### TASK BRIEF
Leave out the pictures; transcribe all else exactly.
Start of DATA FOR THIS TASK
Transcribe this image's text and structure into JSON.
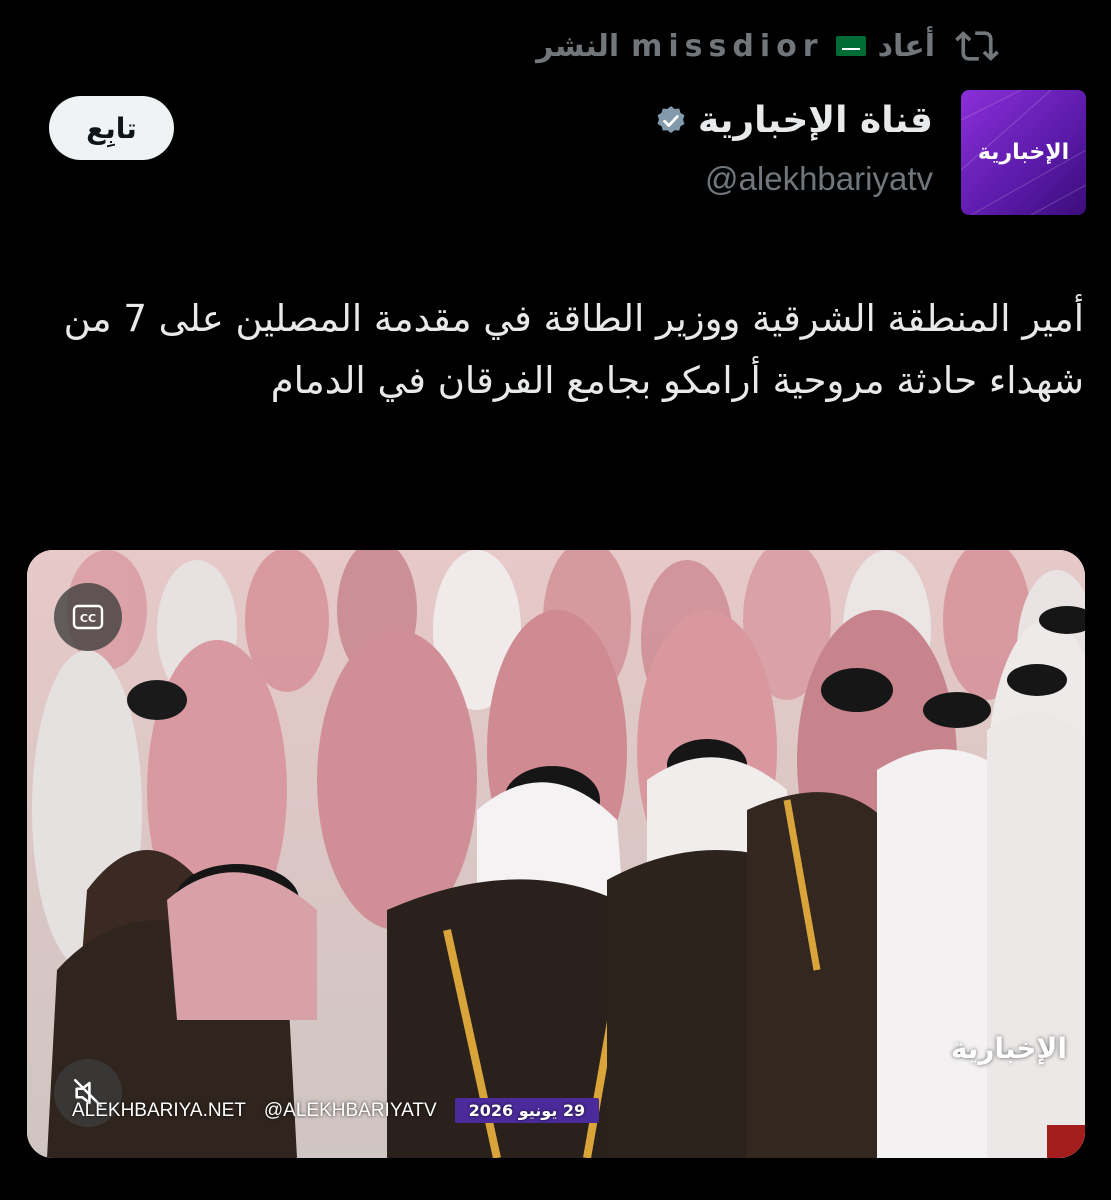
{
  "repost": {
    "label": "أعاد",
    "user": "missdior",
    "suffix": "النشر",
    "icon": "repost-icon"
  },
  "account": {
    "display_name": "قناة الإخبارية",
    "handle": "@alekhbariyatv",
    "avatar_text": "الإخبارية",
    "verified": true
  },
  "follow_label": "تابِع",
  "tweet": {
    "text": "أمير المنطقة الشرقية ووزير الطاقة في مقدمة المصلين على 7 من شهداء حادثة مروحية أرامكو بجامع الفرقان في الدمام"
  },
  "media": {
    "watermark": "الإخبارية",
    "site": "ALEKHBARIYA.NET",
    "handle": "@ALEKHBARIYATV",
    "date": "29 يونيو 2026",
    "cc_icon": "closed-captions-icon",
    "mute_icon": "muted-speaker-icon"
  },
  "colors": {
    "background": "#000000",
    "text": "#e7e9ea",
    "muted": "#71767b",
    "avatar": "#6b22c0",
    "badge": "#4b2a9b"
  }
}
End of DATA FOR THIS TASK
### EXERCISE OUTPUT
Transcribe this image's text and structure into JSON.
{
  "repost": {
    "label": "أعاد",
    "user": "missdior",
    "suffix": "النشر",
    "icon": "repost-icon"
  },
  "account": {
    "display_name": "قناة الإخبارية",
    "handle": "@alekhbariyatv",
    "avatar_text": "الإخبارية",
    "verified": true
  },
  "follow_label": "تابِع",
  "tweet": {
    "text": "أمير المنطقة الشرقية ووزير الطاقة في مقدمة المصلين على 7 من شهداء حادثة مروحية أرامكو بجامع الفرقان في الدمام"
  },
  "media": {
    "watermark": "الإخبارية",
    "site": "ALEKHBARIYA.NET",
    "handle": "@ALEKHBARIYATV",
    "date": "29 يونيو 2026",
    "cc_icon": "closed-captions-icon",
    "mute_icon": "muted-speaker-icon"
  },
  "colors": {
    "background": "#000000",
    "text": "#e7e9ea",
    "muted": "#71767b",
    "avatar": "#6b22c0",
    "badge": "#4b2a9b"
  }
}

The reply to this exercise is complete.